*What the task requires*
Each entry below is to be duplicated verbatim.

*Provided material*
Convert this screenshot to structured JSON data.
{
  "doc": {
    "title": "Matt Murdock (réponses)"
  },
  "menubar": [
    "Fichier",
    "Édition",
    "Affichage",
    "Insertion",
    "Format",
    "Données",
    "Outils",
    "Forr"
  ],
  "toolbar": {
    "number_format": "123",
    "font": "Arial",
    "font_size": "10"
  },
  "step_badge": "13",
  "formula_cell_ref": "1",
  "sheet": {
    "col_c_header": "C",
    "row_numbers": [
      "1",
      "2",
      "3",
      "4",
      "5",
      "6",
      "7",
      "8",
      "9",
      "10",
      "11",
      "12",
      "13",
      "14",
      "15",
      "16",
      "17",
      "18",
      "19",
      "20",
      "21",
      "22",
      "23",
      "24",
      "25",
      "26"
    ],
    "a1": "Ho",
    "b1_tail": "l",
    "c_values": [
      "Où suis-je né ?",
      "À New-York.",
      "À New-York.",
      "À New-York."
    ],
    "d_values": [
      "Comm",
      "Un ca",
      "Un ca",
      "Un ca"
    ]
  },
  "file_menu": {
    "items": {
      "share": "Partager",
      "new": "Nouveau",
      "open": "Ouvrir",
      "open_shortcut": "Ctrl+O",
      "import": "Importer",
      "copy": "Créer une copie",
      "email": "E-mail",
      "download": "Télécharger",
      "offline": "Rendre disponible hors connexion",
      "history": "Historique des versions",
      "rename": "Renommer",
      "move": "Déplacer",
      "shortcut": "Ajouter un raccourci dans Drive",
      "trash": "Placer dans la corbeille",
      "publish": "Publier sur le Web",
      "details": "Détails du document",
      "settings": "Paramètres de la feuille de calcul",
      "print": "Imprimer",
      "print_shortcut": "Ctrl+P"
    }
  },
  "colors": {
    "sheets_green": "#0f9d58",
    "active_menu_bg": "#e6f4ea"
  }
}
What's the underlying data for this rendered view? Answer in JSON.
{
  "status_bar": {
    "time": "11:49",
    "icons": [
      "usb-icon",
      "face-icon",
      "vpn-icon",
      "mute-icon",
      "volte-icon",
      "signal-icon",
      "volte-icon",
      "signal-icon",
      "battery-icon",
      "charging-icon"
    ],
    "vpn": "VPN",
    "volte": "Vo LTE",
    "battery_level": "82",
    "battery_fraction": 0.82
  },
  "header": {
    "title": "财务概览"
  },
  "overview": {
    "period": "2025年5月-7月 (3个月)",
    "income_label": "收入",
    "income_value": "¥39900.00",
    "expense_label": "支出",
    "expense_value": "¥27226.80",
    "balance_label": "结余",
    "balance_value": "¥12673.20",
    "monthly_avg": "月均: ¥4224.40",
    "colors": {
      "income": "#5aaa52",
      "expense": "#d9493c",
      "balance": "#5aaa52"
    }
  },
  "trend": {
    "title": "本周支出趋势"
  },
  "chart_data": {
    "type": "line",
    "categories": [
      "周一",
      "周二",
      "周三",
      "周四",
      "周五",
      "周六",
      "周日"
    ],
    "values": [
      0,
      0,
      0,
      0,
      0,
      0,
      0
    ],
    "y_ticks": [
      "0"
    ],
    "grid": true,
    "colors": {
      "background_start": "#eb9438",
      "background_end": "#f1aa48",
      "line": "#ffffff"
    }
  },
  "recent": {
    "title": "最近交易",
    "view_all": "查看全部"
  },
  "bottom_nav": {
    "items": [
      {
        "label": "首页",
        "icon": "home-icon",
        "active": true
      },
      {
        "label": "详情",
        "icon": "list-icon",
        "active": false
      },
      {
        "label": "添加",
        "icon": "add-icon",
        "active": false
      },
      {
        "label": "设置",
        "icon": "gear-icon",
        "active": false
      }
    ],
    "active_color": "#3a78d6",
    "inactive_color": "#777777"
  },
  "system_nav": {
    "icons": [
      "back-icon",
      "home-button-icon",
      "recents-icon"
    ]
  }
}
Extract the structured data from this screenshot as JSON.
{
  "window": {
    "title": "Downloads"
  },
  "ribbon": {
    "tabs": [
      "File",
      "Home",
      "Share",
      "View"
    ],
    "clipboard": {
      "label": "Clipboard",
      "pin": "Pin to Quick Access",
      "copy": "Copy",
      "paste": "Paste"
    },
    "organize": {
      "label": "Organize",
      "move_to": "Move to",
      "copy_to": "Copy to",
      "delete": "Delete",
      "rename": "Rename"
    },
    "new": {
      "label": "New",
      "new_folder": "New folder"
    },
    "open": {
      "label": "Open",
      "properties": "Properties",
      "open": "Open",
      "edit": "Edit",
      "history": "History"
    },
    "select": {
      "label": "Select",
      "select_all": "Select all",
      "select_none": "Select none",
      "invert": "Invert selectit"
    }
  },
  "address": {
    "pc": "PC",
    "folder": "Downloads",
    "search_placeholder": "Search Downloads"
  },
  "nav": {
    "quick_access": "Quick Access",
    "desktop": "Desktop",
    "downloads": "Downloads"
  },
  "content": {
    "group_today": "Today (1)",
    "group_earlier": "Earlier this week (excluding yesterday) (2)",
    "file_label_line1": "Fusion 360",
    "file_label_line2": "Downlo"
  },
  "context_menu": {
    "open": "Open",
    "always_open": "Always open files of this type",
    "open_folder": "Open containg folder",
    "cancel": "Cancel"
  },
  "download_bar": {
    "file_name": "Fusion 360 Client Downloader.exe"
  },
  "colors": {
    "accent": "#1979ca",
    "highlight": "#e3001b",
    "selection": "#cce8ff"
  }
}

*Solved problem*
Convert this screenshot to structured JSON data.
{
  "doc": {
    "title": "Matt Murdock (réponses)"
  },
  "menubar": [
    "Fichier",
    "Édition",
    "Affichage",
    "Insertion",
    "Format",
    "Données",
    "Outils",
    "Forr"
  ],
  "toolbar": {
    "number_format": "123",
    "font": "Arial",
    "font_size": "10"
  },
  "step_badge": "13",
  "formula_cell_ref": "1",
  "sheet": {
    "col_c_header": "C",
    "row_numbers": [
      "1",
      "2",
      "3",
      "4",
      "5",
      "6",
      "7",
      "8",
      "9",
      "10",
      "11",
      "12",
      "13",
      "14",
      "15",
      "16",
      "17",
      "18",
      "19",
      "20",
      "21",
      "22",
      "23",
      "24",
      "25",
      "26"
    ],
    "a1": "Ho",
    "b1_tail": "l",
    "c_values": [
      "Où suis-je né ?",
      "À New-York.",
      "À New-York.",
      "À New-York."
    ],
    "d_values": [
      "Comm",
      "Un ca",
      "Un ca",
      "Un ca"
    ]
  },
  "file_menu": {
    "items": {
      "share": "Partager",
      "new": "Nouveau",
      "open": "Ouvrir",
      "open_shortcut": "Ctrl+O",
      "import": "Importer",
      "copy": "Créer une copie",
      "email": "E-mail",
      "download": "Télécharger",
      "offline": "Rendre disponible hors connexion",
      "history": "Historique des versions",
      "rename": "Renommer",
      "move": "Déplacer",
      "shortcut": "Ajouter un raccourci dans Drive",
      "trash": "Placer dans la corbeille",
      "publish": "Publier sur le Web",
      "details": "Détails du document",
      "settings": "Paramètres de la feuille de calcul",
      "print": "Imprimer",
      "print_shortcut": "Ctrl+P"
    }
  },
  "colors": {
    "sheets_green": "#0f9d58",
    "active_menu_bg": "#e6f4ea"
  }
}
What's the underlying data for this rendered view? Answer in JSON.
{
  "status_bar": {
    "time": "11:49",
    "icons": [
      "usb-icon",
      "face-icon",
      "vpn-icon",
      "mute-icon",
      "volte-icon",
      "signal-icon",
      "volte-icon",
      "signal-icon",
      "battery-icon",
      "charging-icon"
    ],
    "vpn": "VPN",
    "volte": "Vo LTE",
    "battery_level": "82",
    "battery_fraction": 0.82
  },
  "header": {
    "title": "财务概览"
  },
  "overview": {
    "period": "2025年5月-7月 (3个月)",
    "income_label": "收入",
    "income_value": "¥39900.00",
    "expense_label": "支出",
    "expense_value": "¥27226.80",
    "balance_label": "结余",
    "balance_value": "¥12673.20",
    "monthly_avg": "月均: ¥4224.40",
    "colors": {
      "income": "#5aaa52",
      "expense": "#d9493c",
      "balance": "#5aaa52"
    }
  },
  "trend": {
    "title": "本周支出趋势"
  },
  "chart_data": {
    "type": "line",
    "categories": [
      "周一",
      "周二",
      "周三",
      "周四",
      "周五",
      "周六",
      "周日"
    ],
    "values": [
      0,
      0,
      0,
      0,
      0,
      0,
      0
    ],
    "y_ticks": [
      "0"
    ],
    "grid": true,
    "colors": {
      "background_start": "#eb9438",
      "background_end": "#f1aa48",
      "line": "#ffffff"
    }
  },
  "recent": {
    "title": "最近交易",
    "view_all": "查看全部"
  },
  "bottom_nav": {
    "items": [
      {
        "label": "首页",
        "icon": "home-icon",
        "active": true
      },
      {
        "label": "详情",
        "icon": "list-icon",
        "active": false
      },
      {
        "label": "添加",
        "icon": "add-icon",
        "active": false
      },
      {
        "label": "设置",
        "icon": "gear-icon",
        "active": false
      }
    ],
    "active_color": "#3a78d6",
    "inactive_color": "#777777"
  },
  "system_nav": {
    "icons": [
      "back-icon",
      "home-button-icon",
      "recents-icon"
    ]
  }
}
Extract the structured data from this screenshot as JSON.
{
  "window": {
    "title": "Downloads"
  },
  "ribbon": {
    "tabs": [
      "File",
      "Home",
      "Share",
      "View"
    ],
    "clipboard": {
      "label": "Clipboard",
      "pin": "Pin to Quick Access",
      "copy": "Copy",
      "paste": "Paste"
    },
    "organize": {
      "label": "Organize",
      "move_to": "Move to",
      "copy_to": "Copy to",
      "delete": "Delete",
      "rename": "Rename"
    },
    "new": {
      "label": "New",
      "new_folder": "New folder"
    },
    "open": {
      "label": "Open",
      "properties": "Properties",
      "open": "Open",
      "edit": "Edit",
      "history": "History"
    },
    "select": {
      "label": "Select",
      "select_all": "Select all",
      "select_none": "Select none",
      "invert": "Invert selectit"
    }
  },
  "address": {
    "pc": "PC",
    "folder": "Downloads",
    "search_placeholder": "Search Downloads"
  },
  "nav": {
    "quick_access": "Quick Access",
    "desktop": "Desktop",
    "downloads": "Downloads"
  },
  "content": {
    "group_today": "Today (1)",
    "group_earlier": "Earlier this week (excluding yesterday) (2)",
    "file_label_line1": "Fusion 360",
    "file_label_line2": "Downlo"
  },
  "context_menu": {
    "open": "Open",
    "always_open": "Always open files of this type",
    "open_folder": "Open containg folder",
    "cancel": "Cancel"
  },
  "download_bar": {
    "file_name": "Fusion 360 Client Downloader.exe"
  },
  "colors": {
    "accent": "#1979ca",
    "highlight": "#e3001b",
    "selection": "#cce8ff"
  }
}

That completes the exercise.